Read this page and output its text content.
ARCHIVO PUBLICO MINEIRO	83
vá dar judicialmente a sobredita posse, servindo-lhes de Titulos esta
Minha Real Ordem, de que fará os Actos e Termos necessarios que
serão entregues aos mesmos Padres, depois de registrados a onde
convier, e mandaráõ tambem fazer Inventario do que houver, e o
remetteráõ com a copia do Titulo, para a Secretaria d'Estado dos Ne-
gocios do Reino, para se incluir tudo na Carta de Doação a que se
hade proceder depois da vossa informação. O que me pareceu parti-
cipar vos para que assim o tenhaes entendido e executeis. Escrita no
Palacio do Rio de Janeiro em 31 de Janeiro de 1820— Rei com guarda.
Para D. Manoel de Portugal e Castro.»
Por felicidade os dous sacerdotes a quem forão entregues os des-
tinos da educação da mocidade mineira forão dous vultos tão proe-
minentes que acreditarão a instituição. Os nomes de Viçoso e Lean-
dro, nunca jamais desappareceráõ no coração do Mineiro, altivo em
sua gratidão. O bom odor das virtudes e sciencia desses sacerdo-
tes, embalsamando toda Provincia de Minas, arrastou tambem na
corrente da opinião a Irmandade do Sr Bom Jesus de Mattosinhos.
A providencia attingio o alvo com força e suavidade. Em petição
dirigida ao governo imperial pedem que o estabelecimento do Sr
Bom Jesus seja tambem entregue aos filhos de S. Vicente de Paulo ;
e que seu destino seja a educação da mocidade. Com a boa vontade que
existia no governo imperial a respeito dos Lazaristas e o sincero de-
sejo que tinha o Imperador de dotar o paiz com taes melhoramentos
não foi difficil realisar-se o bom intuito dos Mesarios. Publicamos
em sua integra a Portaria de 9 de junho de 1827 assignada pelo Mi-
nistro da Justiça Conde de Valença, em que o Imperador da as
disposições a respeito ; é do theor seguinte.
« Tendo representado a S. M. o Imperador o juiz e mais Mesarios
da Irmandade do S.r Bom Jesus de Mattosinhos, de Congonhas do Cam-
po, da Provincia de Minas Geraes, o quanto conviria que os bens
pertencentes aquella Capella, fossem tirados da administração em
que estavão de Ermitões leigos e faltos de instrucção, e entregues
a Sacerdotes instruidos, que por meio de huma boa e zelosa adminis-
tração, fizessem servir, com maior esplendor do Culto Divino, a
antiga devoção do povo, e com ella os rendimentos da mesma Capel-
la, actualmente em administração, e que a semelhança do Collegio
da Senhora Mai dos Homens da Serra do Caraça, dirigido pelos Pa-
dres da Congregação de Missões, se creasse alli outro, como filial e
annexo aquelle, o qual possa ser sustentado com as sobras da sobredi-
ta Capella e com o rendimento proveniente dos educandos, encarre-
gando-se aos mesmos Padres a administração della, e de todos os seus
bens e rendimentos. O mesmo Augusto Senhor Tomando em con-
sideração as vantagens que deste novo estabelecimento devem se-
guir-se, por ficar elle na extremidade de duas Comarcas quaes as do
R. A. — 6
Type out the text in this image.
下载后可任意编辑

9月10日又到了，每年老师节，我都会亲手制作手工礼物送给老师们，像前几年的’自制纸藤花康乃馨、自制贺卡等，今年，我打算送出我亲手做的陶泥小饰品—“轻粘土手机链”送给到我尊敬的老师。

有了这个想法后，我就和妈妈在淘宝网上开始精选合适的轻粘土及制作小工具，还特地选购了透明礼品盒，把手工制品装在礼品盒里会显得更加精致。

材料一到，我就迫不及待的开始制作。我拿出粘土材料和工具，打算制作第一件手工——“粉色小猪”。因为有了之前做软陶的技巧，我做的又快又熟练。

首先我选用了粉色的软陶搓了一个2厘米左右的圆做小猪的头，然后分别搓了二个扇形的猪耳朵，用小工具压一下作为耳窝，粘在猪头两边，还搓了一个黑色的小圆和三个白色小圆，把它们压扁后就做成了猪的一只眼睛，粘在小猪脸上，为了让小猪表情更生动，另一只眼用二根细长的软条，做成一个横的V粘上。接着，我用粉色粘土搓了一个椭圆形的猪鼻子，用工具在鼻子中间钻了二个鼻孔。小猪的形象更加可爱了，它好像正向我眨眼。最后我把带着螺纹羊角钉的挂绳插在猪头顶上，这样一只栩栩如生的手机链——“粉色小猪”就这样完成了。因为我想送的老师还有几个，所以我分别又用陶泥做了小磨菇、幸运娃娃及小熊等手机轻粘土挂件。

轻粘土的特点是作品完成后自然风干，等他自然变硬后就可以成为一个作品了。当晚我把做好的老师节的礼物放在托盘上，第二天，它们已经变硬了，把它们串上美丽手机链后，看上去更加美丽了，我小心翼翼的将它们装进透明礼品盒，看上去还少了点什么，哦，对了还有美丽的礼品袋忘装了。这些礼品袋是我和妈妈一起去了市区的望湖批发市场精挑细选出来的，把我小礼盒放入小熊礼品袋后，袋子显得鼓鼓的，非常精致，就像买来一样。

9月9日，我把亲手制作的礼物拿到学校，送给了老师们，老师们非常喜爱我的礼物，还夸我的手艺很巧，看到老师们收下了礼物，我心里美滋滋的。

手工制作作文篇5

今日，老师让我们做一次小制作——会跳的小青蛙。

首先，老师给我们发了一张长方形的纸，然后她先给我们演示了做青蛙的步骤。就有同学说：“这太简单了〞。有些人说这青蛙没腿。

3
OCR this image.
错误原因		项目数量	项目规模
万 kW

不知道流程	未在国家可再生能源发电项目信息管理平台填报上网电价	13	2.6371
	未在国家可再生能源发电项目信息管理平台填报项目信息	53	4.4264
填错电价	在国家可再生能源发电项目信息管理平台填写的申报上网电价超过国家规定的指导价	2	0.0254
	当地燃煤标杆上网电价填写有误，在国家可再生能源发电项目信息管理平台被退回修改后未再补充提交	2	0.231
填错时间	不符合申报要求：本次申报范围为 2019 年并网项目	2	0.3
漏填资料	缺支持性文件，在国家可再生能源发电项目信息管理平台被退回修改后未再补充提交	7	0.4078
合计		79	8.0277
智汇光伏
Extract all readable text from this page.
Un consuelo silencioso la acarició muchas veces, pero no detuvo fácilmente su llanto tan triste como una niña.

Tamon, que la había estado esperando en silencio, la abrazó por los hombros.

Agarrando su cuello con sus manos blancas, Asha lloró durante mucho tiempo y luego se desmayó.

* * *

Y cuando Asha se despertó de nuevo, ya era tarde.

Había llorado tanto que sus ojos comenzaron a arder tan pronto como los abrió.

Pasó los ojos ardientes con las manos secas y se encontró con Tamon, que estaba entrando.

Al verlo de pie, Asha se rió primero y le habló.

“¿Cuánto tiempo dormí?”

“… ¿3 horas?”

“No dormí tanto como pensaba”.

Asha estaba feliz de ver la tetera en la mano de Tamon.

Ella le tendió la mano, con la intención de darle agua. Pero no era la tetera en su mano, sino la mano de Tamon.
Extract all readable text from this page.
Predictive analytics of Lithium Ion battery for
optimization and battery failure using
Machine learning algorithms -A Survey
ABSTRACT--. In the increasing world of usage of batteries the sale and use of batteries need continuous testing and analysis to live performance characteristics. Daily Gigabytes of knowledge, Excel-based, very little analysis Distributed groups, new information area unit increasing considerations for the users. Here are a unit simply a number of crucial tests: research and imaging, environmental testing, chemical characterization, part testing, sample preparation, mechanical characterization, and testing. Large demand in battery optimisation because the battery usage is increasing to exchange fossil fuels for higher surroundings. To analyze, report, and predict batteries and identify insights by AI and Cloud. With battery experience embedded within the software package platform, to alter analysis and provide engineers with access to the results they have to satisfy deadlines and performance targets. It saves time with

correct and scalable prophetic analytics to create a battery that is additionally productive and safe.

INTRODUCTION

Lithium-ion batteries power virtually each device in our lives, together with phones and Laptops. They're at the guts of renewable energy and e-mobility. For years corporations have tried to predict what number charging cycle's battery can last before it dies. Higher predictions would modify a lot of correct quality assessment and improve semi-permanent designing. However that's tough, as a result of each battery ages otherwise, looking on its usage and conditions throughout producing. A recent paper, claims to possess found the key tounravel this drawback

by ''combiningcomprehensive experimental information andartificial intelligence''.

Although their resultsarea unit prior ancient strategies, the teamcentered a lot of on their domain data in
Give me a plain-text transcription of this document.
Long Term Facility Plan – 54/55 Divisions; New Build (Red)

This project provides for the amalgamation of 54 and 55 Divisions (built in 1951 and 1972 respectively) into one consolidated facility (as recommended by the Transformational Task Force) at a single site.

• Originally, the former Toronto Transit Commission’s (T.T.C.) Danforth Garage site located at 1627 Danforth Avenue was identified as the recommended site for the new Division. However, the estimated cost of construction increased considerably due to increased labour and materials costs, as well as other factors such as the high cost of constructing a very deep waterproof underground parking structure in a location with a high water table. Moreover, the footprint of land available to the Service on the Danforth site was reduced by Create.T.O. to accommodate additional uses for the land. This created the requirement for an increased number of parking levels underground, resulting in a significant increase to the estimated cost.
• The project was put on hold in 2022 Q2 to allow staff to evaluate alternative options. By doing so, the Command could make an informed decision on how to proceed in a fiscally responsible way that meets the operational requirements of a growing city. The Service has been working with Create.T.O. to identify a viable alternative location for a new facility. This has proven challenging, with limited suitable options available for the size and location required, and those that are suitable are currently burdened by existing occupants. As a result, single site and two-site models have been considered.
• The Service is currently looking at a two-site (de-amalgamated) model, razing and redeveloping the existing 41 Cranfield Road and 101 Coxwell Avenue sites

__Task prompt__: Go through the listing above and list every line that has the word "governo".

__The response__:
dirigida ao governo imperial pedem que o estabelecimento do Sr
existia no governo imperial a respeito dos Lazaristas e o sincero de-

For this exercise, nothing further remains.